═════ Data for this exercise ═════

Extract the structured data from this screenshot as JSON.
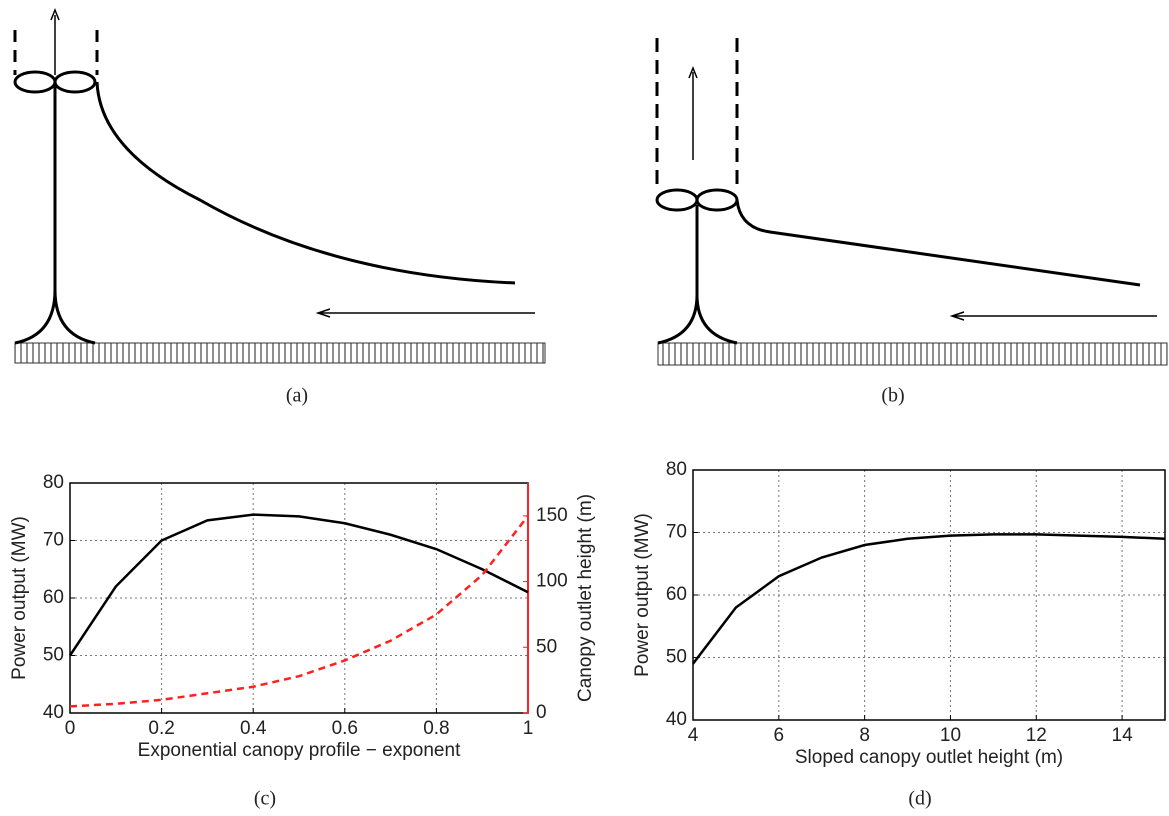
{
  "diagram_captions": [
    "(a)",
    "(b)"
  ],
  "chart_data": [
    {
      "type": "line",
      "caption": "(c)",
      "xlabel": "Exponential canopy profile − exponent",
      "ylabel": "Power output (MW)",
      "y2label": "Canopy outlet height (m)",
      "x": [
        0,
        0.1,
        0.2,
        0.3,
        0.4,
        0.5,
        0.6,
        0.7,
        0.8,
        0.9,
        1
      ],
      "series": [
        {
          "color": "#000000",
          "line_style": "solid",
          "values": [
            50,
            62,
            70,
            73.5,
            74.5,
            74.2,
            73,
            71,
            68.5,
            65,
            61
          ]
        },
        {
          "color": "#ff2020",
          "line_style": "dashed",
          "axis": "y2",
          "values": [
            5,
            7,
            10,
            15,
            20,
            28,
            40,
            55,
            75,
            105,
            150
          ]
        }
      ],
      "xlim": [
        0,
        1
      ],
      "xticks": [
        0,
        0.2,
        0.4,
        0.6,
        0.8,
        1
      ],
      "ylim": [
        40,
        80
      ],
      "yticks": [
        40,
        50,
        60,
        70,
        80
      ],
      "y2lim": [
        0,
        175
      ],
      "y2ticks": [
        0,
        50,
        100,
        150
      ],
      "y2color": "#ff2020",
      "grid": true
    },
    {
      "type": "line",
      "caption": "(d)",
      "xlabel": "Sloped canopy outlet height (m)",
      "ylabel": "Power output (MW)",
      "x": [
        4,
        5,
        6,
        7,
        8,
        9,
        10,
        11,
        12,
        13,
        14,
        15
      ],
      "series": [
        {
          "color": "#000000",
          "line_style": "solid",
          "values": [
            49,
            58,
            63,
            66,
            68,
            69,
            69.5,
            69.7,
            69.7,
            69.5,
            69.3,
            69
          ]
        }
      ],
      "xlim": [
        4,
        15
      ],
      "xticks": [
        4,
        6,
        8,
        10,
        12,
        14
      ],
      "ylim": [
        40,
        80
      ],
      "yticks": [
        40,
        50,
        60,
        70,
        80
      ],
      "grid": true
    }
  ]
}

═════

Problem to work on: In your copy, leave out the pictures and reproduce the material above exactly.

Solution:
Extract the structured data from this screenshot as JSON.
{
  "diagram_captions": [
    "(a)",
    "(b)"
  ],
  "chart_data": [
    {
      "type": "line",
      "caption": "(c)",
      "xlabel": "Exponential canopy profile − exponent",
      "ylabel": "Power output (MW)",
      "y2label": "Canopy outlet height (m)",
      "x": [
        0,
        0.1,
        0.2,
        0.3,
        0.4,
        0.5,
        0.6,
        0.7,
        0.8,
        0.9,
        1
      ],
      "series": [
        {
          "color": "#000000",
          "line_style": "solid",
          "values": [
            50,
            62,
            70,
            73.5,
            74.5,
            74.2,
            73,
            71,
            68.5,
            65,
            61
          ]
        },
        {
          "color": "#ff2020",
          "line_style": "dashed",
          "axis": "y2",
          "values": [
            5,
            7,
            10,
            15,
            20,
            28,
            40,
            55,
            75,
            105,
            150
          ]
        }
      ],
      "xlim": [
        0,
        1
      ],
      "xticks": [
        0,
        0.2,
        0.4,
        0.6,
        0.8,
        1
      ],
      "ylim": [
        40,
        80
      ],
      "yticks": [
        40,
        50,
        60,
        70,
        80
      ],
      "y2lim": [
        0,
        175
      ],
      "y2ticks": [
        0,
        50,
        100,
        150
      ],
      "y2color": "#ff2020",
      "grid": true
    },
    {
      "type": "line",
      "caption": "(d)",
      "xlabel": "Sloped canopy outlet height (m)",
      "ylabel": "Power output (MW)",
      "x": [
        4,
        5,
        6,
        7,
        8,
        9,
        10,
        11,
        12,
        13,
        14,
        15
      ],
      "series": [
        {
          "color": "#000000",
          "line_style": "solid",
          "values": [
            49,
            58,
            63,
            66,
            68,
            69,
            69.5,
            69.7,
            69.7,
            69.5,
            69.3,
            69
          ]
        }
      ],
      "xlim": [
        4,
        15
      ],
      "xticks": [
        4,
        6,
        8,
        10,
        12,
        14
      ],
      "ylim": [
        40,
        80
      ],
      "yticks": [
        40,
        50,
        60,
        70,
        80
      ],
      "grid": true
    }
  ]
}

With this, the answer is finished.